• _What you will do_
A verbatim copy of the records is required, with all pictures left out.

# start of Data shown

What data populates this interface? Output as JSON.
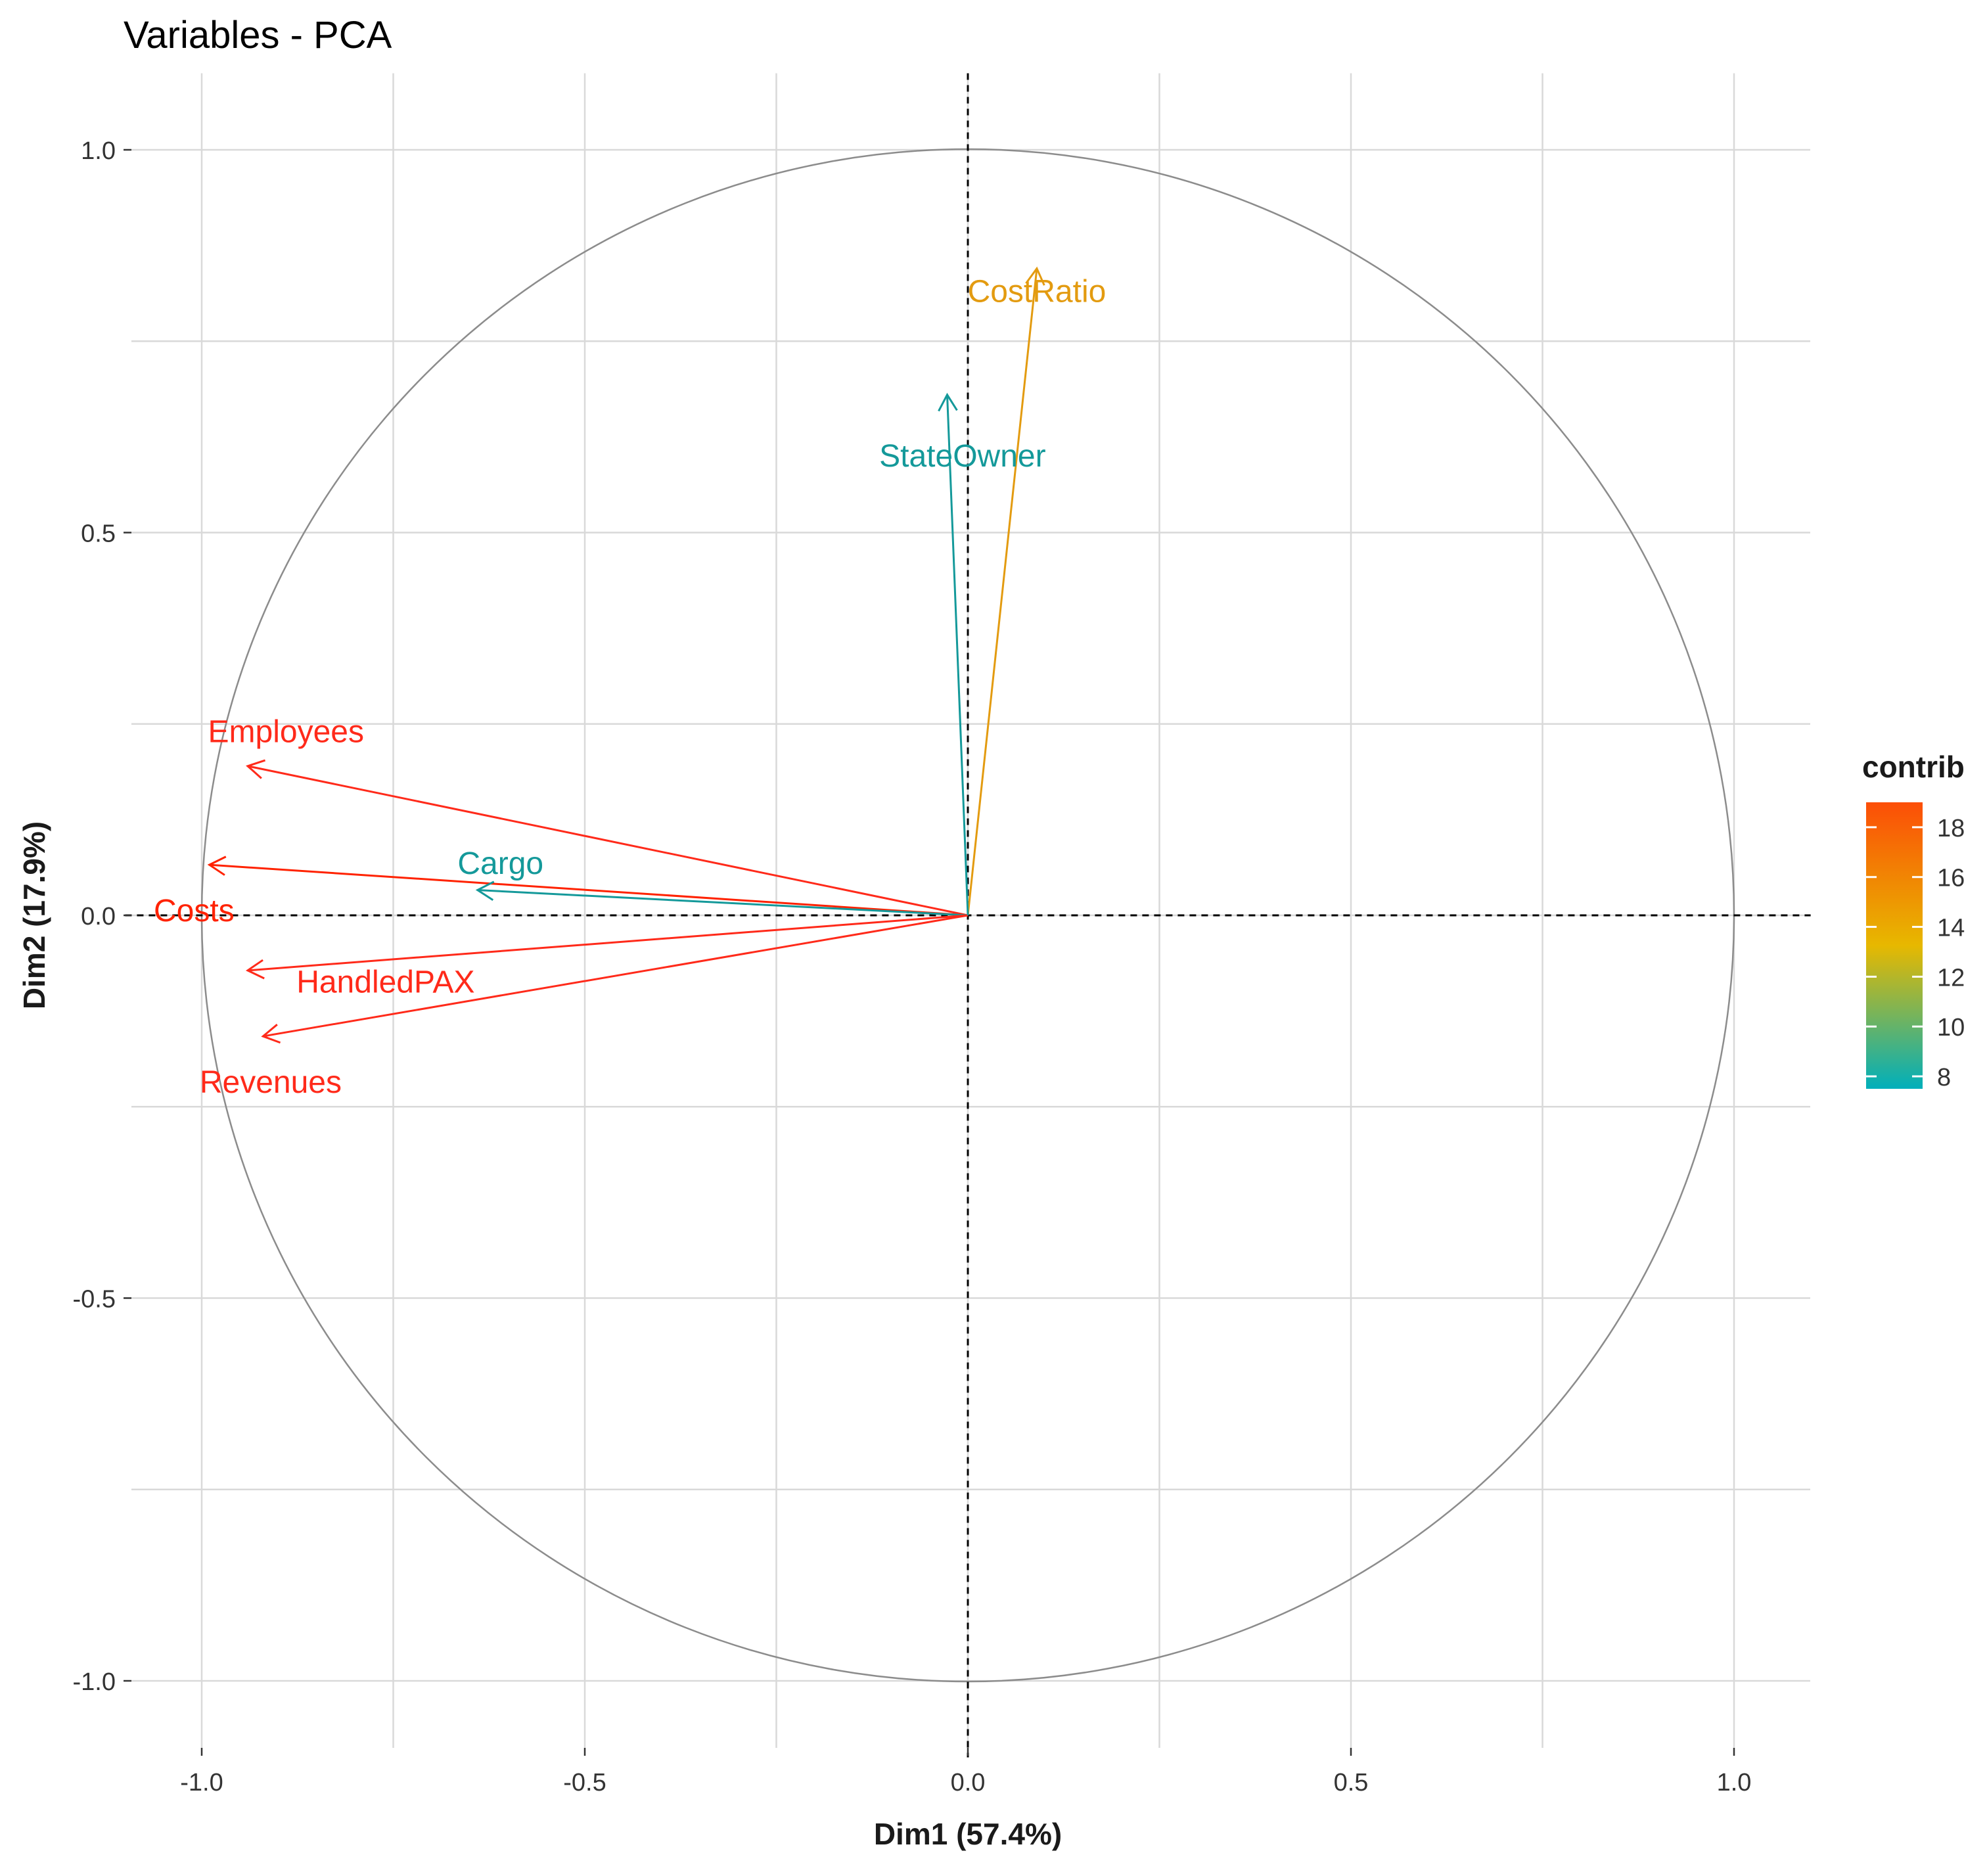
{
  "chart_data": {
    "type": "scatter",
    "subtype": "pca-variable-correlation-circle",
    "title": "Variables - PCA",
    "xlabel": "Dim1 (57.4%)",
    "ylabel": "Dim2 (17.9%)",
    "xlim": [
      -1.1,
      1.1
    ],
    "ylim": [
      -1.1,
      1.1
    ],
    "x_ticks": [
      -1.0,
      -0.5,
      0.0,
      0.5,
      1.0
    ],
    "x_tick_labels": [
      "-1.0",
      "-0.5",
      "0.0",
      "0.5",
      "1.0"
    ],
    "y_ticks": [
      -1.0,
      -0.5,
      0.0,
      0.5,
      1.0
    ],
    "y_tick_labels": [
      "-1.0",
      "-0.5",
      "0.0",
      "0.5",
      "1.0"
    ],
    "grid": true,
    "unit_circle": true,
    "reference_lines": {
      "x": 0,
      "y": 0,
      "style": "dashed"
    },
    "variables": [
      {
        "name": "Employees",
        "x": -0.94,
        "y": 0.195,
        "contrib": 18.0,
        "color": "#FF2A1A"
      },
      {
        "name": "Costs",
        "x": -0.99,
        "y": 0.066,
        "contrib": 19.0,
        "color": "#FF2200"
      },
      {
        "name": "Cargo",
        "x": -0.64,
        "y": 0.033,
        "contrib": 7.8,
        "color": "#14999A"
      },
      {
        "name": "HandledPAX",
        "x": -0.94,
        "y": -0.072,
        "contrib": 18.0,
        "color": "#FF2A1A"
      },
      {
        "name": "Revenues",
        "x": -0.92,
        "y": -0.158,
        "contrib": 18.0,
        "color": "#FF2A1A"
      },
      {
        "name": "CostRatio",
        "x": 0.09,
        "y": 0.845,
        "contrib": 13.5,
        "color": "#E39B10"
      },
      {
        "name": "StateOwner",
        "x": -0.027,
        "y": 0.68,
        "contrib": 8.2,
        "color": "#14999A"
      }
    ],
    "legend": {
      "title": "contrib",
      "position": "right",
      "range": [
        7.5,
        19
      ],
      "tick_values": [
        8,
        10,
        12,
        14,
        16,
        18
      ],
      "tick_labels": [
        "8",
        "10",
        "12",
        "14",
        "16",
        "18"
      ],
      "gradient_colors": [
        "#00AFBB",
        "#E7B800",
        "#FC4E07"
      ]
    },
    "colors": {
      "grid": "#D9D9D9",
      "circle": "#8C8C8C",
      "axis_text": "#1A1A1A",
      "reference_line": "#000000"
    }
  }
}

# end of Data shown

• _Solution below_
What data populates this interface? Output as JSON.
{
  "chart_data": {
    "type": "scatter",
    "subtype": "pca-variable-correlation-circle",
    "title": "Variables - PCA",
    "xlabel": "Dim1 (57.4%)",
    "ylabel": "Dim2 (17.9%)",
    "xlim": [
      -1.1,
      1.1
    ],
    "ylim": [
      -1.1,
      1.1
    ],
    "x_ticks": [
      -1.0,
      -0.5,
      0.0,
      0.5,
      1.0
    ],
    "x_tick_labels": [
      "-1.0",
      "-0.5",
      "0.0",
      "0.5",
      "1.0"
    ],
    "y_ticks": [
      -1.0,
      -0.5,
      0.0,
      0.5,
      1.0
    ],
    "y_tick_labels": [
      "-1.0",
      "-0.5",
      "0.0",
      "0.5",
      "1.0"
    ],
    "grid": true,
    "unit_circle": true,
    "reference_lines": {
      "x": 0,
      "y": 0,
      "style": "dashed"
    },
    "variables": [
      {
        "name": "Employees",
        "x": -0.94,
        "y": 0.195,
        "contrib": 18.0,
        "color": "#FF2A1A"
      },
      {
        "name": "Costs",
        "x": -0.99,
        "y": 0.066,
        "contrib": 19.0,
        "color": "#FF2200"
      },
      {
        "name": "Cargo",
        "x": -0.64,
        "y": 0.033,
        "contrib": 7.8,
        "color": "#14999A"
      },
      {
        "name": "HandledPAX",
        "x": -0.94,
        "y": -0.072,
        "contrib": 18.0,
        "color": "#FF2A1A"
      },
      {
        "name": "Revenues",
        "x": -0.92,
        "y": -0.158,
        "contrib": 18.0,
        "color": "#FF2A1A"
      },
      {
        "name": "CostRatio",
        "x": 0.09,
        "y": 0.845,
        "contrib": 13.5,
        "color": "#E39B10"
      },
      {
        "name": "StateOwner",
        "x": -0.027,
        "y": 0.68,
        "contrib": 8.2,
        "color": "#14999A"
      }
    ],
    "legend": {
      "title": "contrib",
      "position": "right",
      "range": [
        7.5,
        19
      ],
      "tick_values": [
        8,
        10,
        12,
        14,
        16,
        18
      ],
      "tick_labels": [
        "8",
        "10",
        "12",
        "14",
        "16",
        "18"
      ],
      "gradient_colors": [
        "#00AFBB",
        "#E7B800",
        "#FC4E07"
      ]
    },
    "colors": {
      "grid": "#D9D9D9",
      "circle": "#8C8C8C",
      "axis_text": "#1A1A1A",
      "reference_line": "#000000"
    }
  }
}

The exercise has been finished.